● What the exercise asks: Your task is to reproduce the entries below word for word.

::: Record excerpts

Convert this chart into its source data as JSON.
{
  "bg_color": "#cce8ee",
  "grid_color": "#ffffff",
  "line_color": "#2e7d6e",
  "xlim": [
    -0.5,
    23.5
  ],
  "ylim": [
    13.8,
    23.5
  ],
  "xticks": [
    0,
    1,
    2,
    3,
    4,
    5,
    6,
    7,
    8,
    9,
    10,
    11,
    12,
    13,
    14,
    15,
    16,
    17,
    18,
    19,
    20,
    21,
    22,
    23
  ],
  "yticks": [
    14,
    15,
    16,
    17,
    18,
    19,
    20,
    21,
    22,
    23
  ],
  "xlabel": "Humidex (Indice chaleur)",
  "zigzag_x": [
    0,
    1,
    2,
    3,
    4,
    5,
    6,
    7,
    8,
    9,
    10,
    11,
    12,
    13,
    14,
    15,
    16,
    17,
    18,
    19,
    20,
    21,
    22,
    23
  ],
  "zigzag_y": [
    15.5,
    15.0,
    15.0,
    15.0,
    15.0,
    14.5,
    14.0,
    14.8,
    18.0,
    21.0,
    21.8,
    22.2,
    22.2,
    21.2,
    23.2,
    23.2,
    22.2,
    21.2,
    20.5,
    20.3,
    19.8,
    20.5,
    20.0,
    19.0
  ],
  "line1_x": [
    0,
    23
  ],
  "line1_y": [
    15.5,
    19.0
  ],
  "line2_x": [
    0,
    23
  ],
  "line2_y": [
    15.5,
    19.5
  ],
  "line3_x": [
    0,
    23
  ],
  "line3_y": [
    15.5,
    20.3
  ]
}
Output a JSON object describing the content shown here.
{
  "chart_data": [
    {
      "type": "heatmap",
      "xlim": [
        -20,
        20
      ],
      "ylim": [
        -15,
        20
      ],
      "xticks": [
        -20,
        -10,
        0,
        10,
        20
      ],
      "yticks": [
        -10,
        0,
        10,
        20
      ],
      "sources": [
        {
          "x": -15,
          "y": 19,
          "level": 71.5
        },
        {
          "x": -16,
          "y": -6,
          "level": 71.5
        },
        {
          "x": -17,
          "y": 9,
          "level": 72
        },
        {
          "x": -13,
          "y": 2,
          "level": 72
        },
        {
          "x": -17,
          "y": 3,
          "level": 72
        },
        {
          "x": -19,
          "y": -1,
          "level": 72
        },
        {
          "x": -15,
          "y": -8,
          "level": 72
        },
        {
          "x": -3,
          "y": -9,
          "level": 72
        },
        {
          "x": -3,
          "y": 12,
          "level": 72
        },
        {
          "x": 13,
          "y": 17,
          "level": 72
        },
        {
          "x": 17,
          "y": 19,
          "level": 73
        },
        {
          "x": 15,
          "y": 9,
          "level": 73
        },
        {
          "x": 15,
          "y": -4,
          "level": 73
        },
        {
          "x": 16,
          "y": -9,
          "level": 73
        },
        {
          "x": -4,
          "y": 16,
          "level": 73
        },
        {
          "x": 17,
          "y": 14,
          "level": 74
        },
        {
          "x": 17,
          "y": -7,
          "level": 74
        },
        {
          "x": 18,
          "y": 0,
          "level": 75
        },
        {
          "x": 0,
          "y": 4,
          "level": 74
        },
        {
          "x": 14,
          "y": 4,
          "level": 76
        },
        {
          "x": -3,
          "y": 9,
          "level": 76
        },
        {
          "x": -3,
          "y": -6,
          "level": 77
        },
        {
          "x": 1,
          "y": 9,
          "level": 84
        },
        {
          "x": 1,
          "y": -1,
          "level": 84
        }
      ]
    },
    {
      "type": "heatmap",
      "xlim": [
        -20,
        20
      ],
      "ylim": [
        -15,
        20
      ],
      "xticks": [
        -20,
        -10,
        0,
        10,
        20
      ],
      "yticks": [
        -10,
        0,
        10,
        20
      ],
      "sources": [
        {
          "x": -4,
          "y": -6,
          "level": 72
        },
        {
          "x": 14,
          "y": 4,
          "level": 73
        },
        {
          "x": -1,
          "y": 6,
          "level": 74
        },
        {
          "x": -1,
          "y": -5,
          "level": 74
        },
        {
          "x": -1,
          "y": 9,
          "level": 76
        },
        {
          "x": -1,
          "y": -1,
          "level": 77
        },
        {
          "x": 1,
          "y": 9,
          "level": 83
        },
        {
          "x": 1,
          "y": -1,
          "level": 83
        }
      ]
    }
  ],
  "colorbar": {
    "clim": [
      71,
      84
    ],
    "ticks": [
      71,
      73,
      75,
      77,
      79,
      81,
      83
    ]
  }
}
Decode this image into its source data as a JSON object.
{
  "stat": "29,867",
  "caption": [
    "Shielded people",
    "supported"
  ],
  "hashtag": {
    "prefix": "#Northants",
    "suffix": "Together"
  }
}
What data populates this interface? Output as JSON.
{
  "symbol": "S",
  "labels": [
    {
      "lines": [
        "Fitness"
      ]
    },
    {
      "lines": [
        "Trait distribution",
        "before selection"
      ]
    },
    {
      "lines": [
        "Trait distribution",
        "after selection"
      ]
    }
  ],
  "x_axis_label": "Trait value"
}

::::::

● Problem solution:
Convert this chart into its source data as JSON.
{
  "bg_color": "#cce8ee",
  "grid_color": "#ffffff",
  "line_color": "#2e7d6e",
  "xlim": [
    -0.5,
    23.5
  ],
  "ylim": [
    13.8,
    23.5
  ],
  "xticks": [
    0,
    1,
    2,
    3,
    4,
    5,
    6,
    7,
    8,
    9,
    10,
    11,
    12,
    13,
    14,
    15,
    16,
    17,
    18,
    19,
    20,
    21,
    22,
    23
  ],
  "yticks": [
    14,
    15,
    16,
    17,
    18,
    19,
    20,
    21,
    22,
    23
  ],
  "xlabel": "Humidex (Indice chaleur)",
  "zigzag_x": [
    0,
    1,
    2,
    3,
    4,
    5,
    6,
    7,
    8,
    9,
    10,
    11,
    12,
    13,
    14,
    15,
    16,
    17,
    18,
    19,
    20,
    21,
    22,
    23
  ],
  "zigzag_y": [
    15.5,
    15.0,
    15.0,
    15.0,
    15.0,
    14.5,
    14.0,
    14.8,
    18.0,
    21.0,
    21.8,
    22.2,
    22.2,
    21.2,
    23.2,
    23.2,
    22.2,
    21.2,
    20.5,
    20.3,
    19.8,
    20.5,
    20.0,
    19.0
  ],
  "line1_x": [
    0,
    23
  ],
  "line1_y": [
    15.5,
    19.0
  ],
  "line2_x": [
    0,
    23
  ],
  "line2_y": [
    15.5,
    19.5
  ],
  "line3_x": [
    0,
    23
  ],
  "line3_y": [
    15.5,
    20.3
  ]
}
Output a JSON object describing the content shown here.
{
  "chart_data": [
    {
      "type": "heatmap",
      "xlim": [
        -20,
        20
      ],
      "ylim": [
        -15,
        20
      ],
      "xticks": [
        -20,
        -10,
        0,
        10,
        20
      ],
      "yticks": [
        -10,
        0,
        10,
        20
      ],
      "sources": [
        {
          "x": -15,
          "y": 19,
          "level": 71.5
        },
        {
          "x": -16,
          "y": -6,
          "level": 71.5
        },
        {
          "x": -17,
          "y": 9,
          "level": 72
        },
        {
          "x": -13,
          "y": 2,
          "level": 72
        },
        {
          "x": -17,
          "y": 3,
          "level": 72
        },
        {
          "x": -19,
          "y": -1,
          "level": 72
        },
        {
          "x": -15,
          "y": -8,
          "level": 72
        },
        {
          "x": -3,
          "y": -9,
          "level": 72
        },
        {
          "x": -3,
          "y": 12,
          "level": 72
        },
        {
          "x": 13,
          "y": 17,
          "level": 72
        },
        {
          "x": 17,
          "y": 19,
          "level": 73
        },
        {
          "x": 15,
          "y": 9,
          "level": 73
        },
        {
          "x": 15,
          "y": -4,
          "level": 73
        },
        {
          "x": 16,
          "y": -9,
          "level": 73
        },
        {
          "x": -4,
          "y": 16,
          "level": 73
        },
        {
          "x": 17,
          "y": 14,
          "level": 74
        },
        {
          "x": 17,
          "y": -7,
          "level": 74
        },
        {
          "x": 18,
          "y": 0,
          "level": 75
        },
        {
          "x": 0,
          "y": 4,
          "level": 74
        },
        {
          "x": 14,
          "y": 4,
          "level": 76
        },
        {
          "x": -3,
          "y": 9,
          "level": 76
        },
        {
          "x": -3,
          "y": -6,
          "level": 77
        },
        {
          "x": 1,
          "y": 9,
          "level": 84
        },
        {
          "x": 1,
          "y": -1,
          "level": 84
        }
      ]
    },
    {
      "type": "heatmap",
      "xlim": [
        -20,
        20
      ],
      "ylim": [
        -15,
        20
      ],
      "xticks": [
        -20,
        -10,
        0,
        10,
        20
      ],
      "yticks": [
        -10,
        0,
        10,
        20
      ],
      "sources": [
        {
          "x": -4,
          "y": -6,
          "level": 72
        },
        {
          "x": 14,
          "y": 4,
          "level": 73
        },
        {
          "x": -1,
          "y": 6,
          "level": 74
        },
        {
          "x": -1,
          "y": -5,
          "level": 74
        },
        {
          "x": -1,
          "y": 9,
          "level": 76
        },
        {
          "x": -1,
          "y": -1,
          "level": 77
        },
        {
          "x": 1,
          "y": 9,
          "level": 83
        },
        {
          "x": 1,
          "y": -1,
          "level": 83
        }
      ]
    }
  ],
  "colorbar": {
    "clim": [
      71,
      84
    ],
    "ticks": [
      71,
      73,
      75,
      77,
      79,
      81,
      83
    ]
  }
}
Decode this image into its source data as a JSON object.
{
  "stat": "29,867",
  "caption": [
    "Shielded people",
    "supported"
  ],
  "hashtag": {
    "prefix": "#Northants",
    "suffix": "Together"
  }
}
What data populates this interface? Output as JSON.
{
  "symbol": "S",
  "labels": [
    {
      "lines": [
        "Fitness"
      ]
    },
    {
      "lines": [
        "Trait distribution",
        "before selection"
      ]
    },
    {
      "lines": [
        "Trait distribution",
        "after selection"
      ]
    }
  ],
  "x_axis_label": "Trait value"
}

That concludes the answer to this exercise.